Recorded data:
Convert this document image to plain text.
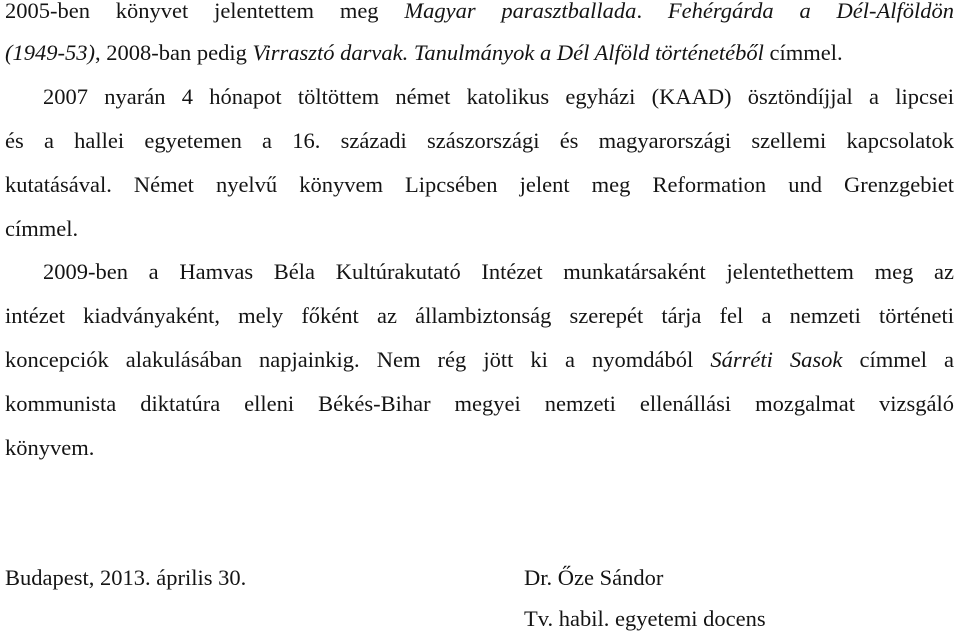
2005-ben könyvet jelentettem meg Magyar parasztballada. Fehérgárda a Dél-Alföldön
(1949-53), 2008-ban pedig Virrasztó darvak. Tanulmányok a Dél Alföld történetéből címmel.
2007 nyarán 4 hónapot töltöttem német katolikus egyházi (KAAD) ösztöndíjjal a lipcsei
és a hallei egyetemen a 16. századi szászországi és magyarországi szellemi kapcsolatok
kutatásával. Német nyelvű könyvem Lipcsében jelent meg Reformation und Grenzgebiet
címmel.
2009-ben a Hamvas Béla Kultúrakutató Intézet munkatársaként jelentethettem meg az
intézet kiadványaként, mely főként az állambiztonság szerepét tárja fel a nemzeti történeti
koncepciók alakulásában napjainkig. Nem rég jött ki a nyomdából Sárréti Sasok címmel a
kommunista diktatúra elleni Békés-Bihar megyei nemzeti ellenállási mozgalmat vizsgáló
könyvem.
Budapest, 2013. április 30.	Dr. Őze Sándor
Tv. habil. egyetemi docens
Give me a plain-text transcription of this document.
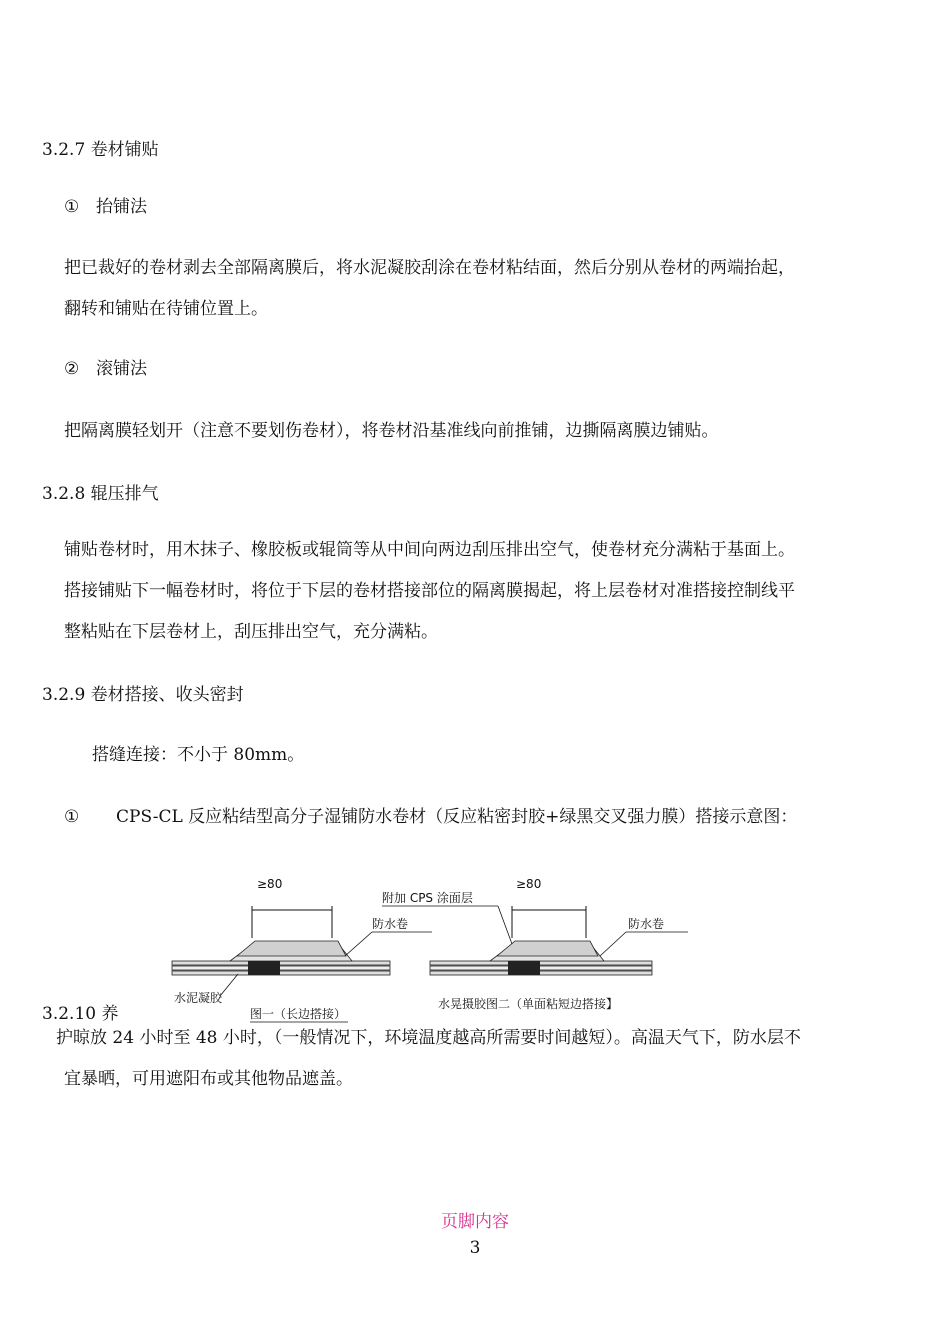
3.2.7 卷材铺贴
① 抬铺法

把已裁好的卷材剥去全部隔离膜后，将水泥凝胶刮涂在卷材粘结面，然后分别从卷材的两端抬起，

翻转和铺贴在待铺位置上。

② 滚铺法
把隔离膜轻划开（注意不要划伤卷材），将卷材沿基准线向前推铺，边撕隔离膜边铺贴。
3.2.8 辊压排气

铺贴卷材时，用木抹子、橡胶板或辊筒等从中间向两边刮压排出空气，使卷材充分满粘于基面上。

搭接铺贴下一幅卷材时，将位于下层的卷材搭接部位的隔离膜揭起，将上层卷材对准搭接控制线平

整粘贴在下层卷材上，刮压排出空气，充分满粘。

3.2.9 卷材搭接、收头密封
搭缝连接：不小于 80mm。
① CPS-CL 反应粘结型高分子湿铺防水卷材（反应粘密封胶+绿黑交叉强力膜）搭接示意图：
≥80
防水卷
水泥凝胶
图一（长边搭接）
≥80
防水卷
附加 CPS 涂面层
水晃摄胶图二（单面粘短边搭接】
3.2.10 养
护晾放 24 小时至 48 小时，（一般情况下，环境温度越高所需要时间越短）。高温天气下，防水层不
宜暴晒，可用遮阳布或其他物品遮盖。
页脚内容
3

WHAT YOU WILL DO:
Extract, from the listing above, every line where the string "this" occurs.

EXERCISE ANSWER:
Convert this document image to plain text.
Give me a plain-text transcription of this document.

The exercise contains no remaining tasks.